EXERCISE DESCRIPTION:
Copy out every line of the data that follows, exactly.

RECORDS PROVIDED:

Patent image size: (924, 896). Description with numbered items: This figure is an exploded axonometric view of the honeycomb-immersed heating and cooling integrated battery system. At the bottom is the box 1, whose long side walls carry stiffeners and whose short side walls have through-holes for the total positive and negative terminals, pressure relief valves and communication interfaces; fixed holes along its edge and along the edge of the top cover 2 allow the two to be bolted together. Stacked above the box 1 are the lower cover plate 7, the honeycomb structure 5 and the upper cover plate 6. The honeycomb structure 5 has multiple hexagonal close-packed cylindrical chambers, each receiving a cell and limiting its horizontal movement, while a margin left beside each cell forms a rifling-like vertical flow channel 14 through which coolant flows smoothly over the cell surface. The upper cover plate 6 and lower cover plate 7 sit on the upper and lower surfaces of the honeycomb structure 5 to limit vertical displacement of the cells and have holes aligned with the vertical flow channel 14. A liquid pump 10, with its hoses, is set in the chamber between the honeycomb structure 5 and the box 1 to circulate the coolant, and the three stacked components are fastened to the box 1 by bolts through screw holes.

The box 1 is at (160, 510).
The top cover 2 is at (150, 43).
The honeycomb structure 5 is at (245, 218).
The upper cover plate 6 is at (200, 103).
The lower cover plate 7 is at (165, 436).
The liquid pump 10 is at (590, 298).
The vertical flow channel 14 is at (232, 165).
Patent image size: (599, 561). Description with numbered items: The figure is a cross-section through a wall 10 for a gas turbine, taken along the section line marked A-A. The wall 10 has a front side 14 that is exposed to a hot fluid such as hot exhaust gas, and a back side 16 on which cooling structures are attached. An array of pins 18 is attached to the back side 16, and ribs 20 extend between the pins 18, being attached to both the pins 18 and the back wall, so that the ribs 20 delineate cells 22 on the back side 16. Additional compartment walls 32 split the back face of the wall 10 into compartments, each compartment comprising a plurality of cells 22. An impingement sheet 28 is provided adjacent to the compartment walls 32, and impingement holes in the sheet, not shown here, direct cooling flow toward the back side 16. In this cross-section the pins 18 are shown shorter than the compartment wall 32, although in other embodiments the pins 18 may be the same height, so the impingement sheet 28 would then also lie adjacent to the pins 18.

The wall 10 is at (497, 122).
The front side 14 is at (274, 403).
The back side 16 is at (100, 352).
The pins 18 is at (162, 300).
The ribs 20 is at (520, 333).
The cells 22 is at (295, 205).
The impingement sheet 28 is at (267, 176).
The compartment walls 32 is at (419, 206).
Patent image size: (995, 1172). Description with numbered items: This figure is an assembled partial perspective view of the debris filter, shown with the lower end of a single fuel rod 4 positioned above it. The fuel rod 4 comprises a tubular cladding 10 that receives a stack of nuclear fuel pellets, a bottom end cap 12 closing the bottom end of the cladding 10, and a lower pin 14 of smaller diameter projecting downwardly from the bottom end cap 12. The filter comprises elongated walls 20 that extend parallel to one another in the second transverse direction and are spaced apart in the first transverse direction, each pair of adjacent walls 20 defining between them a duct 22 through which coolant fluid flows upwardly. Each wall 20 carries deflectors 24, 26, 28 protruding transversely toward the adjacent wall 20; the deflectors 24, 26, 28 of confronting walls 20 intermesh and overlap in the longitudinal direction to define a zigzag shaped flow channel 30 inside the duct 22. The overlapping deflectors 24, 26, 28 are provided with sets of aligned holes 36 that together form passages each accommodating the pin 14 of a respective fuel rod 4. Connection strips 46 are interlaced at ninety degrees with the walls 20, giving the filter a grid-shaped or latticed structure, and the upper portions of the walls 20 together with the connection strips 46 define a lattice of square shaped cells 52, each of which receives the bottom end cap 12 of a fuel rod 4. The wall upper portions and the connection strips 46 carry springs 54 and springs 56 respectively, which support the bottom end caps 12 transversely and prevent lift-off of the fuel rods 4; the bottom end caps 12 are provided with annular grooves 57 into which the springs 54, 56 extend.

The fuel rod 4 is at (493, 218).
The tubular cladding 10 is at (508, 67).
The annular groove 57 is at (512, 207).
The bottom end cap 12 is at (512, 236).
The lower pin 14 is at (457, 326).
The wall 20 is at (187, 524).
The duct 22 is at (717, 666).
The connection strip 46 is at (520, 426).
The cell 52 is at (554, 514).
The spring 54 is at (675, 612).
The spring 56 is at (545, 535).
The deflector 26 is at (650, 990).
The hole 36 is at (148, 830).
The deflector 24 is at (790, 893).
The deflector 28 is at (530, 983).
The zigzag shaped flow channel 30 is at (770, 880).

ANSWER TO THIS PROBLEM:
Patent image size: (924, 896). Description with numbered items: This figure is an exploded axonometric view of the honeycomb-immersed heating and cooling integrated battery system. At the bottom is the box 1, whose long side walls carry stiffeners and whose short side walls have through-holes for the total positive and negative terminals, pressure relief valves and communication interfaces; fixed holes along its edge and along the edge of the top cover 2 allow the two to be bolted together. Stacked above the box 1 are the lower cover plate 7, the honeycomb structure 5 and the upper cover plate 6. The honeycomb structure 5 has multiple hexagonal close-packed cylindrical chambers, each receiving a cell and limiting its horizontal movement, while a margin left beside each cell forms a rifling-like vertical flow channel 14 through which coolant flows smoothly over the cell surface. The upper cover plate 6 and lower cover plate 7 sit on the upper and lower surfaces of the honeycomb structure 5 to limit vertical displacement of the cells and have holes aligned with the vertical flow channel 14. A liquid pump 10, with its hoses, is set in the chamber between the honeycomb structure 5 and the box 1 to circulate the coolant, and the three stacked components are fastened to the box 1 by bolts through screw holes.

The box 1 is at (160, 510).
The top cover 2 is at (150, 43).
The honeycomb structure 5 is at (245, 218).
The upper cover plate 6 is at (200, 103).
The lower cover plate 7 is at (165, 436).
The liquid pump 10 is at (590, 298).
The vertical flow channel 14 is at (232, 165).
Patent image size: (599, 561). Description with numbered items: The figure is a cross-section through a wall 10 for a gas turbine, taken along the section line marked A-A. The wall 10 has a front side 14 that is exposed to a hot fluid such as hot exhaust gas, and a back side 16 on which cooling structures are attached. An array of pins 18 is attached to the back side 16, and ribs 20 extend between the pins 18, being attached to both the pins 18 and the back wall, so that the ribs 20 delineate cells 22 on the back side 16. Additional compartment walls 32 split the back face of the wall 10 into compartments, each compartment comprising a plurality of cells 22. An impingement sheet 28 is provided adjacent to the compartment walls 32, and impingement holes in the sheet, not shown here, direct cooling flow toward the back side 16. In this cross-section the pins 18 are shown shorter than the compartment wall 32, although in other embodiments the pins 18 may be the same height, so the impingement sheet 28 would then also lie adjacent to the pins 18.

The wall 10 is at (497, 122).
The front side 14 is at (274, 403).
The back side 16 is at (100, 352).
The pins 18 is at (162, 300).
The ribs 20 is at (520, 333).
The cells 22 is at (295, 205).
The impingement sheet 28 is at (267, 176).
The compartment walls 32 is at (419, 206).
Patent image size: (995, 1172). Description with numbered items: This figure is an assembled partial perspective view of the debris filter, shown with the lower end of a single fuel rod 4 positioned above it. The fuel rod 4 comprises a tubular cladding 10 that receives a stack of nuclear fuel pellets, a bottom end cap 12 closing the bottom end of the cladding 10, and a lower pin 14 of smaller diameter projecting downwardly from the bottom end cap 12. The filter comprises elongated walls 20 that extend parallel to one another in the second transverse direction and are spaced apart in the first transverse direction, each pair of adjacent walls 20 defining between them a duct 22 through which coolant fluid flows upwardly. Each wall 20 carries deflectors 24, 26, 28 protruding transversely toward the adjacent wall 20; the deflectors 24, 26, 28 of confronting walls 20 intermesh and overlap in the longitudinal direction to define a zigzag shaped flow channel 30 inside the duct 22. The overlapping deflectors 24, 26, 28 are provided with sets of aligned holes 36 that together form passages each accommodating the pin 14 of a respective fuel rod 4. Connection strips 46 are interlaced at ninety degrees with the walls 20, giving the filter a grid-shaped or latticed structure, and the upper portions of the walls 20 together with the connection strips 46 define a lattice of square shaped cells 52, each of which receives the bottom end cap 12 of a fuel rod 4. The wall upper portions and the connection strips 46 carry springs 54 and springs 56 respectively, which support the bottom end caps 12 transversely and prevent lift-off of the fuel rods 4; the bottom end caps 12 are provided with annular grooves 57 into which the springs 54, 56 extend.

The fuel rod 4 is at (493, 218).
The tubular cladding 10 is at (508, 67).
The annular groove 57 is at (512, 207).
The bottom end cap 12 is at (512, 236).
The lower pin 14 is at (457, 326).
The wall 20 is at (187, 524).
The duct 22 is at (717, 666).
The connection strip 46 is at (520, 426).
The cell 52 is at (554, 514).
The spring 54 is at (675, 612).
The spring 56 is at (545, 535).
The deflector 26 is at (650, 990).
The hole 36 is at (148, 830).
The deflector 24 is at (790, 893).
The deflector 28 is at (530, 983).
The zigzag shaped flow channel 30 is at (770, 880).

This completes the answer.